(Collected data entries)

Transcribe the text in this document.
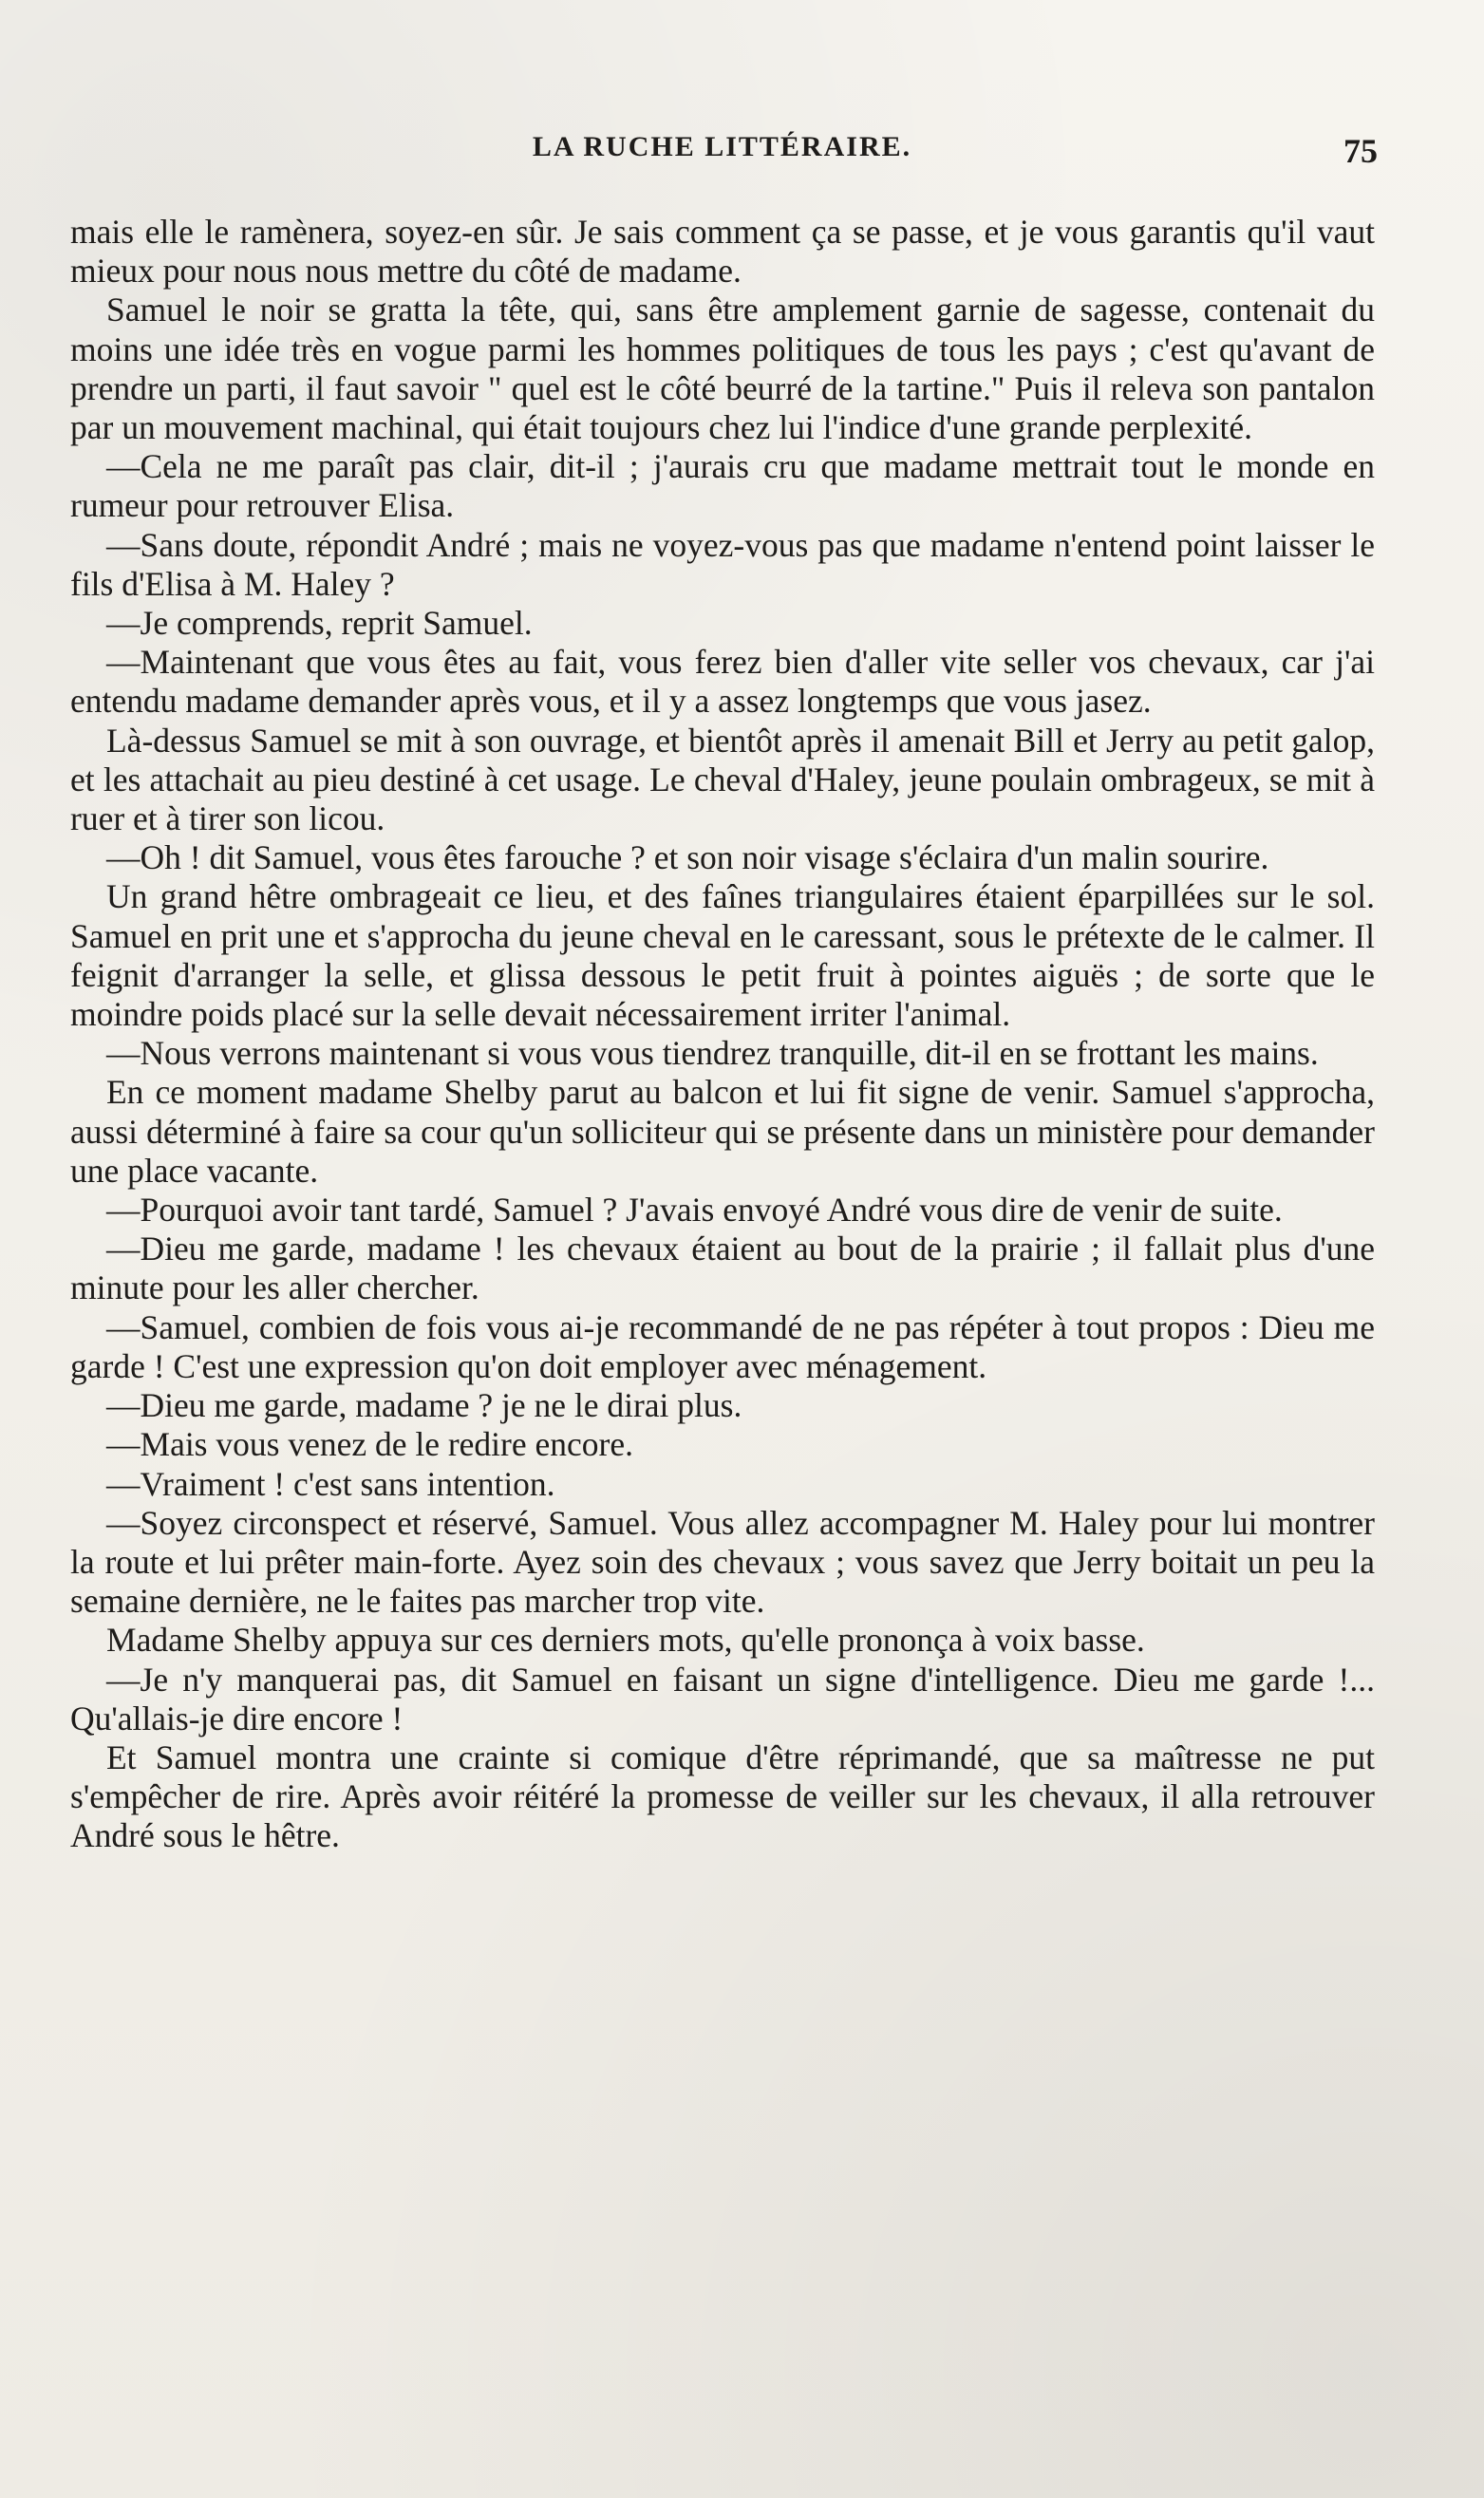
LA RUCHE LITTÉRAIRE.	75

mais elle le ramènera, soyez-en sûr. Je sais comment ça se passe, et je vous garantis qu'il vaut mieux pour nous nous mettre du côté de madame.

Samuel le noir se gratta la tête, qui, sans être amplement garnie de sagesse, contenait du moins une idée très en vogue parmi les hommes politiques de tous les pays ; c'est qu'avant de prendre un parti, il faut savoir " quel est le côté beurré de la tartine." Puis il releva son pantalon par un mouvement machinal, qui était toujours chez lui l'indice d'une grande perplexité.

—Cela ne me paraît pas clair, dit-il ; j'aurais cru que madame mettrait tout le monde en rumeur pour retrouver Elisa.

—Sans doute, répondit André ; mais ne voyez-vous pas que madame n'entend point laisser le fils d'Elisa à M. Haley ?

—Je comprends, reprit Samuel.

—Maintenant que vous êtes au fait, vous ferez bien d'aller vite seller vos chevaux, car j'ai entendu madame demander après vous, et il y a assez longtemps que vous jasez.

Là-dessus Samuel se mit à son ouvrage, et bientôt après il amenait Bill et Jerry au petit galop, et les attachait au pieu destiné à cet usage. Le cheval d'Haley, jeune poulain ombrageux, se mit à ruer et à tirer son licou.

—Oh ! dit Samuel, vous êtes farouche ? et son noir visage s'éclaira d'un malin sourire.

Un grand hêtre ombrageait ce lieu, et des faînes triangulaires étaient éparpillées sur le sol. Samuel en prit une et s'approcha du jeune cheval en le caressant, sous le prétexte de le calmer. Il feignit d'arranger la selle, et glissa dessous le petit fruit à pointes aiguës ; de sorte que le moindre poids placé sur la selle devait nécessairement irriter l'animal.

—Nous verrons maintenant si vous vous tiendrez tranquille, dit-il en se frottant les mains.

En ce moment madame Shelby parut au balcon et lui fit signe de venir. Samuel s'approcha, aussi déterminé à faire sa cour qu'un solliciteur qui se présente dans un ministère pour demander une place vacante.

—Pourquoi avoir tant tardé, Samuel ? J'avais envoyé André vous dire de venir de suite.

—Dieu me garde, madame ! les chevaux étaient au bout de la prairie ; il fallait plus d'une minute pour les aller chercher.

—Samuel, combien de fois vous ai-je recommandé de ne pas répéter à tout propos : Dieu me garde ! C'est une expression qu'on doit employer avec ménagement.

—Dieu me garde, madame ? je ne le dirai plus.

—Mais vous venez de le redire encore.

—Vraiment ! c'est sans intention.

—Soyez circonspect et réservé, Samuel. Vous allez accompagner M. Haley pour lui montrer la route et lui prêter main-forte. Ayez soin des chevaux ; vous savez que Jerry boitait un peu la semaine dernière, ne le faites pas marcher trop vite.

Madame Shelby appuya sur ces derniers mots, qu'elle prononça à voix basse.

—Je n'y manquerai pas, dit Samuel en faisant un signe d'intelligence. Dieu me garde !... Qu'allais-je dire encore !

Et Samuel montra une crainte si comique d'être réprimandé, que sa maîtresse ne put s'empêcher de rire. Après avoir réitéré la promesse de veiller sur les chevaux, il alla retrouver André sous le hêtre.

▸ Instruction: Output the entries above exactly, without their pictures.

▸ The output:
Transcribe the text in this document.
LA RUCHE LITTÉRAIRE.	75

mais elle le ramènera, soyez-en sûr. Je sais comment ça se passe, et je vous garantis qu'il vaut mieux pour nous nous mettre du côté de madame.

Samuel le noir se gratta la tête, qui, sans être amplement garnie de sagesse, contenait du moins une idée très en vogue parmi les hommes politiques de tous les pays ; c'est qu'avant de prendre un parti, il faut savoir " quel est le côté beurré de la tartine." Puis il releva son pantalon par un mouvement machinal, qui était toujours chez lui l'indice d'une grande perplexité.

—Cela ne me paraît pas clair, dit-il ; j'aurais cru que madame mettrait tout le monde en rumeur pour retrouver Elisa.

—Sans doute, répondit André ; mais ne voyez-vous pas que madame n'entend point laisser le fils d'Elisa à M. Haley ?

—Je comprends, reprit Samuel.

—Maintenant que vous êtes au fait, vous ferez bien d'aller vite seller vos chevaux, car j'ai entendu madame demander après vous, et il y a assez longtemps que vous jasez.

Là-dessus Samuel se mit à son ouvrage, et bientôt après il amenait Bill et Jerry au petit galop, et les attachait au pieu destiné à cet usage. Le cheval d'Haley, jeune poulain ombrageux, se mit à ruer et à tirer son licou.

—Oh ! dit Samuel, vous êtes farouche ? et son noir visage s'éclaira d'un malin sourire.

Un grand hêtre ombrageait ce lieu, et des faînes triangulaires étaient éparpillées sur le sol. Samuel en prit une et s'approcha du jeune cheval en le caressant, sous le prétexte de le calmer. Il feignit d'arranger la selle, et glissa dessous le petit fruit à pointes aiguës ; de sorte que le moindre poids placé sur la selle devait nécessairement irriter l'animal.

—Nous verrons maintenant si vous vous tiendrez tranquille, dit-il en se frottant les mains.

En ce moment madame Shelby parut au balcon et lui fit signe de venir. Samuel s'approcha, aussi déterminé à faire sa cour qu'un solliciteur qui se présente dans un ministère pour demander une place vacante.

—Pourquoi avoir tant tardé, Samuel ? J'avais envoyé André vous dire de venir de suite.

—Dieu me garde, madame ! les chevaux étaient au bout de la prairie ; il fallait plus d'une minute pour les aller chercher.

—Samuel, combien de fois vous ai-je recommandé de ne pas répéter à tout propos : Dieu me garde ! C'est une expression qu'on doit employer avec ménagement.

—Dieu me garde, madame ? je ne le dirai plus.

—Mais vous venez de le redire encore.

—Vraiment ! c'est sans intention.

—Soyez circonspect et réservé, Samuel. Vous allez accompagner M. Haley pour lui montrer la route et lui prêter main-forte. Ayez soin des chevaux ; vous savez que Jerry boitait un peu la semaine dernière, ne le faites pas marcher trop vite.

Madame Shelby appuya sur ces derniers mots, qu'elle prononça à voix basse.

—Je n'y manquerai pas, dit Samuel en faisant un signe d'intelligence. Dieu me garde !... Qu'allais-je dire encore !

Et Samuel montra une crainte si comique d'être réprimandé, que sa maîtresse ne put s'empêcher de rire. Après avoir réitéré la promesse de veiller sur les chevaux, il alla retrouver André sous le hêtre.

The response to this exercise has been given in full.